WHAT TO WORK ON: Can you quote the records below in full, word for word?

Extracted records:
* * *
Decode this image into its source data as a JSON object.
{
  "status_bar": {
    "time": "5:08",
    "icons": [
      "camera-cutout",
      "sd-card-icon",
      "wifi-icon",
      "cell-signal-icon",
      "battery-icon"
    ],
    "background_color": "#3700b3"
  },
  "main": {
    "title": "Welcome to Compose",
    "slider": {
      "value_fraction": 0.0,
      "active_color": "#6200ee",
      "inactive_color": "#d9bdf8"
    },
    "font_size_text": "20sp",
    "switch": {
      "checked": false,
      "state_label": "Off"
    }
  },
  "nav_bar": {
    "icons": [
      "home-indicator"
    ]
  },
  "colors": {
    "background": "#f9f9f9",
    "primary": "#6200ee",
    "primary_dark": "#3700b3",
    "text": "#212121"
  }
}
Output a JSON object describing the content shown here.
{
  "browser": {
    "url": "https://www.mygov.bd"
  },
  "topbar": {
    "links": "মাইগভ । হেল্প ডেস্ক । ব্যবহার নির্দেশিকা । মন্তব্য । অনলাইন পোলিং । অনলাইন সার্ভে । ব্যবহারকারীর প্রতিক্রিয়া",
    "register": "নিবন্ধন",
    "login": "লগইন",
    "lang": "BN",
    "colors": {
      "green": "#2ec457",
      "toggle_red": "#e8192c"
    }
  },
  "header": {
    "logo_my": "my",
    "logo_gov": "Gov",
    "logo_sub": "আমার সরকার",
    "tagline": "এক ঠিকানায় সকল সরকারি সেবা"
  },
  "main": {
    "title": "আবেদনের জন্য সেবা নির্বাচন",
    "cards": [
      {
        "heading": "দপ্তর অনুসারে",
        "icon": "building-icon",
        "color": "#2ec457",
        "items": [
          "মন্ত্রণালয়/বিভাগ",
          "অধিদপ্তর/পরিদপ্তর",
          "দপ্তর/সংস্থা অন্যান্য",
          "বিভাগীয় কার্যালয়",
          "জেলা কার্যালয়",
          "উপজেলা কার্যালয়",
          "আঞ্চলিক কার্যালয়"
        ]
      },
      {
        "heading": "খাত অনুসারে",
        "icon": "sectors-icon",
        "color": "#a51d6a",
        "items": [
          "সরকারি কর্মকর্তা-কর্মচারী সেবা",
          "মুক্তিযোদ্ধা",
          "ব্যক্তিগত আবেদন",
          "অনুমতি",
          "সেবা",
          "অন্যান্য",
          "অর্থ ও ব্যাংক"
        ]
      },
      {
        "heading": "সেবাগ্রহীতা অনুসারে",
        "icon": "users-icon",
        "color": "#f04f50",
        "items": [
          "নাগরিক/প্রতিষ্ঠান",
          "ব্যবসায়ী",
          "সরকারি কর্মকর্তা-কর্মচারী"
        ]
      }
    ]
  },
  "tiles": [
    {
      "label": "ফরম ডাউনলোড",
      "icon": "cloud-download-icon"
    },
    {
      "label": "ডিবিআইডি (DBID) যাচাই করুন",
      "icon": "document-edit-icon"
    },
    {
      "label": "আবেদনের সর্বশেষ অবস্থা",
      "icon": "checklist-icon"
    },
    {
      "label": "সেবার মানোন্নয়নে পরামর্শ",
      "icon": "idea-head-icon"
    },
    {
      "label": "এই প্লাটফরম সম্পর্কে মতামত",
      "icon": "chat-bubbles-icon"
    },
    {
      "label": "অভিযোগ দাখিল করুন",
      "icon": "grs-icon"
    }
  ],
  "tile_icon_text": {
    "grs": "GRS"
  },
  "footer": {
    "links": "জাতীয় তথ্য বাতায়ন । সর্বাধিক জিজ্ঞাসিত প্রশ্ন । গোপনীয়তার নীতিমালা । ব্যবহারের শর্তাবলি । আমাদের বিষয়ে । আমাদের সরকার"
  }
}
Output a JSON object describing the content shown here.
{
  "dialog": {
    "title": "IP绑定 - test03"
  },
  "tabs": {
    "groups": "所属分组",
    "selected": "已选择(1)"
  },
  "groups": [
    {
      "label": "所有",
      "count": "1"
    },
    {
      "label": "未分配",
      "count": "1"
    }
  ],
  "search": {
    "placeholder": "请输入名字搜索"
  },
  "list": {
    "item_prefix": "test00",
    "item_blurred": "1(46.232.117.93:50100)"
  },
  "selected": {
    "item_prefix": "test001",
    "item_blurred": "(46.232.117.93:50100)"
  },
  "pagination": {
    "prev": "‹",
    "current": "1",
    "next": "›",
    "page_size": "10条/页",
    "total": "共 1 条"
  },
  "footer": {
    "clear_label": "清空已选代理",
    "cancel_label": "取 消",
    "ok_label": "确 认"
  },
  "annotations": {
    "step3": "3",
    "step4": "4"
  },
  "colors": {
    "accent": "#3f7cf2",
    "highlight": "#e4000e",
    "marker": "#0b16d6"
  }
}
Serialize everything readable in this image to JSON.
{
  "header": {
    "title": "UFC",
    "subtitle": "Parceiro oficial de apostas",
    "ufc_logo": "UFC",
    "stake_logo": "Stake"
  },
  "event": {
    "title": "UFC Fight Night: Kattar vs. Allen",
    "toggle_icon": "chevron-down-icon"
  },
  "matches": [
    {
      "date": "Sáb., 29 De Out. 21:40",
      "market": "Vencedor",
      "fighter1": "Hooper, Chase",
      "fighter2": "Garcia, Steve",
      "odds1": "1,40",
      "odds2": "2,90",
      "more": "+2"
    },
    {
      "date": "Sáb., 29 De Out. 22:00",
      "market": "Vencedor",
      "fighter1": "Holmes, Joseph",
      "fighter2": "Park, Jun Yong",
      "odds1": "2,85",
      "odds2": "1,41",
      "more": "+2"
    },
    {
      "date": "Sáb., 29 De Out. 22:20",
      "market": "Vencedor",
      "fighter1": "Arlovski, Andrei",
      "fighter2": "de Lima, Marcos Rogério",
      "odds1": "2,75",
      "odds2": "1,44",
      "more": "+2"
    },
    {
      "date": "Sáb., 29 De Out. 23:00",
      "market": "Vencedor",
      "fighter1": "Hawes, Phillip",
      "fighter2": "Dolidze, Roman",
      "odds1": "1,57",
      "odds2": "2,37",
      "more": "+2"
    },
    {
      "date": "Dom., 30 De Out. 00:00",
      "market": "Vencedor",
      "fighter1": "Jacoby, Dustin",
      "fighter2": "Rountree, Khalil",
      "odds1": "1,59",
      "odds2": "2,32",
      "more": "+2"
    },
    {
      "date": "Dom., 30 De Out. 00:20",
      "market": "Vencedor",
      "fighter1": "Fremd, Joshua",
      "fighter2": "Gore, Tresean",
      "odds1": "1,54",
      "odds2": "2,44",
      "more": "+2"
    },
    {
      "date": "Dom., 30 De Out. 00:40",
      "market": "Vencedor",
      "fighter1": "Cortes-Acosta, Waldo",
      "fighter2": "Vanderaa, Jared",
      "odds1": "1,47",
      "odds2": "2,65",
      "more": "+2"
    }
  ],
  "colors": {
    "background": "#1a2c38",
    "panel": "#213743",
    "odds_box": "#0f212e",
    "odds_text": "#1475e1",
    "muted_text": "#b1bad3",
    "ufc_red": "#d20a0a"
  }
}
* * *
RESPONSE TO THIS EXERCISE:
Decode this image into its source data as a JSON object.
{
  "status_bar": {
    "time": "5:08",
    "icons": [
      "camera-cutout",
      "sd-card-icon",
      "wifi-icon",
      "cell-signal-icon",
      "battery-icon"
    ],
    "background_color": "#3700b3"
  },
  "main": {
    "title": "Welcome to Compose",
    "slider": {
      "value_fraction": 0.0,
      "active_color": "#6200ee",
      "inactive_color": "#d9bdf8"
    },
    "font_size_text": "20sp",
    "switch": {
      "checked": false,
      "state_label": "Off"
    }
  },
  "nav_bar": {
    "icons": [
      "home-indicator"
    ]
  },
  "colors": {
    "background": "#f9f9f9",
    "primary": "#6200ee",
    "primary_dark": "#3700b3",
    "text": "#212121"
  }
}
Output a JSON object describing the content shown here.
{
  "browser": {
    "url": "https://www.mygov.bd"
  },
  "topbar": {
    "links": "মাইগভ । হেল্প ডেস্ক । ব্যবহার নির্দেশিকা । মন্তব্য । অনলাইন পোলিং । অনলাইন সার্ভে । ব্যবহারকারীর প্রতিক্রিয়া",
    "register": "নিবন্ধন",
    "login": "লগইন",
    "lang": "BN",
    "colors": {
      "green": "#2ec457",
      "toggle_red": "#e8192c"
    }
  },
  "header": {
    "logo_my": "my",
    "logo_gov": "Gov",
    "logo_sub": "আমার সরকার",
    "tagline": "এক ঠিকানায় সকল সরকারি সেবা"
  },
  "main": {
    "title": "আবেদনের জন্য সেবা নির্বাচন",
    "cards": [
      {
        "heading": "দপ্তর অনুসারে",
        "icon": "building-icon",
        "color": "#2ec457",
        "items": [
          "মন্ত্রণালয়/বিভাগ",
          "অধিদপ্তর/পরিদপ্তর",
          "দপ্তর/সংস্থা অন্যান্য",
          "বিভাগীয় কার্যালয়",
          "জেলা কার্যালয়",
          "উপজেলা কার্যালয়",
          "আঞ্চলিক কার্যালয়"
        ]
      },
      {
        "heading": "খাত অনুসারে",
        "icon": "sectors-icon",
        "color": "#a51d6a",
        "items": [
          "সরকারি কর্মকর্তা-কর্মচারী সেবা",
          "মুক্তিযোদ্ধা",
          "ব্যক্তিগত আবেদন",
          "অনুমতি",
          "সেবা",
          "অন্যান্য",
          "অর্থ ও ব্যাংক"
        ]
      },
      {
        "heading": "সেবাগ্রহীতা অনুসারে",
        "icon": "users-icon",
        "color": "#f04f50",
        "items": [
          "নাগরিক/প্রতিষ্ঠান",
          "ব্যবসায়ী",
          "সরকারি কর্মকর্তা-কর্মচারী"
        ]
      }
    ]
  },
  "tiles": [
    {
      "label": "ফরম ডাউনলোড",
      "icon": "cloud-download-icon"
    },
    {
      "label": "ডিবিআইডি (DBID) যাচাই করুন",
      "icon": "document-edit-icon"
    },
    {
      "label": "আবেদনের সর্বশেষ অবস্থা",
      "icon": "checklist-icon"
    },
    {
      "label": "সেবার মানোন্নয়নে পরামর্শ",
      "icon": "idea-head-icon"
    },
    {
      "label": "এই প্লাটফরম সম্পর্কে মতামত",
      "icon": "chat-bubbles-icon"
    },
    {
      "label": "অভিযোগ দাখিল করুন",
      "icon": "grs-icon"
    }
  ],
  "tile_icon_text": {
    "grs": "GRS"
  },
  "footer": {
    "links": "জাতীয় তথ্য বাতায়ন । সর্বাধিক জিজ্ঞাসিত প্রশ্ন । গোপনীয়তার নীতিমালা । ব্যবহারের শর্তাবলি । আমাদের বিষয়ে । আমাদের সরকার"
  }
}
Output a JSON object describing the content shown here.
{
  "dialog": {
    "title": "IP绑定 - test03"
  },
  "tabs": {
    "groups": "所属分组",
    "selected": "已选择(1)"
  },
  "groups": [
    {
      "label": "所有",
      "count": "1"
    },
    {
      "label": "未分配",
      "count": "1"
    }
  ],
  "search": {
    "placeholder": "请输入名字搜索"
  },
  "list": {
    "item_prefix": "test00",
    "item_blurred": "1(46.232.117.93:50100)"
  },
  "selected": {
    "item_prefix": "test001",
    "item_blurred": "(46.232.117.93:50100)"
  },
  "pagination": {
    "prev": "‹",
    "current": "1",
    "next": "›",
    "page_size": "10条/页",
    "total": "共 1 条"
  },
  "footer": {
    "clear_label": "清空已选代理",
    "cancel_label": "取 消",
    "ok_label": "确 认"
  },
  "annotations": {
    "step3": "3",
    "step4": "4"
  },
  "colors": {
    "accent": "#3f7cf2",
    "highlight": "#e4000e",
    "marker": "#0b16d6"
  }
}
Serialize everything readable in this image to JSON.
{
  "header": {
    "title": "UFC",
    "subtitle": "Parceiro oficial de apostas",
    "ufc_logo": "UFC",
    "stake_logo": "Stake"
  },
  "event": {
    "title": "UFC Fight Night: Kattar vs. Allen",
    "toggle_icon": "chevron-down-icon"
  },
  "matches": [
    {
      "date": "Sáb., 29 De Out. 21:40",
      "market": "Vencedor",
      "fighter1": "Hooper, Chase",
      "fighter2": "Garcia, Steve",
      "odds1": "1,40",
      "odds2": "2,90",
      "more": "+2"
    },
    {
      "date": "Sáb., 29 De Out. 22:00",
      "market": "Vencedor",
      "fighter1": "Holmes, Joseph",
      "fighter2": "Park, Jun Yong",
      "odds1": "2,85",
      "odds2": "1,41",
      "more": "+2"
    },
    {
      "date": "Sáb., 29 De Out. 22:20",
      "market": "Vencedor",
      "fighter1": "Arlovski, Andrei",
      "fighter2": "de Lima, Marcos Rogério",
      "odds1": "2,75",
      "odds2": "1,44",
      "more": "+2"
    },
    {
      "date": "Sáb., 29 De Out. 23:00",
      "market": "Vencedor",
      "fighter1": "Hawes, Phillip",
      "fighter2": "Dolidze, Roman",
      "odds1": "1,57",
      "odds2": "2,37",
      "more": "+2"
    },
    {
      "date": "Dom., 30 De Out. 00:00",
      "market": "Vencedor",
      "fighter1": "Jacoby, Dustin",
      "fighter2": "Rountree, Khalil",
      "odds1": "1,59",
      "odds2": "2,32",
      "more": "+2"
    },
    {
      "date": "Dom., 30 De Out. 00:20",
      "market": "Vencedor",
      "fighter1": "Fremd, Joshua",
      "fighter2": "Gore, Tresean",
      "odds1": "1,54",
      "odds2": "2,44",
      "more": "+2"
    },
    {
      "date": "Dom., 30 De Out. 00:40",
      "market": "Vencedor",
      "fighter1": "Cortes-Acosta, Waldo",
      "fighter2": "Vanderaa, Jared",
      "odds1": "1,47",
      "odds2": "2,65",
      "more": "+2"
    }
  ],
  "colors": {
    "background": "#1a2c38",
    "panel": "#213743",
    "odds_box": "#0f212e",
    "odds_text": "#1475e1",
    "muted_text": "#b1bad3",
    "ufc_red": "#d20a0a"
  }
}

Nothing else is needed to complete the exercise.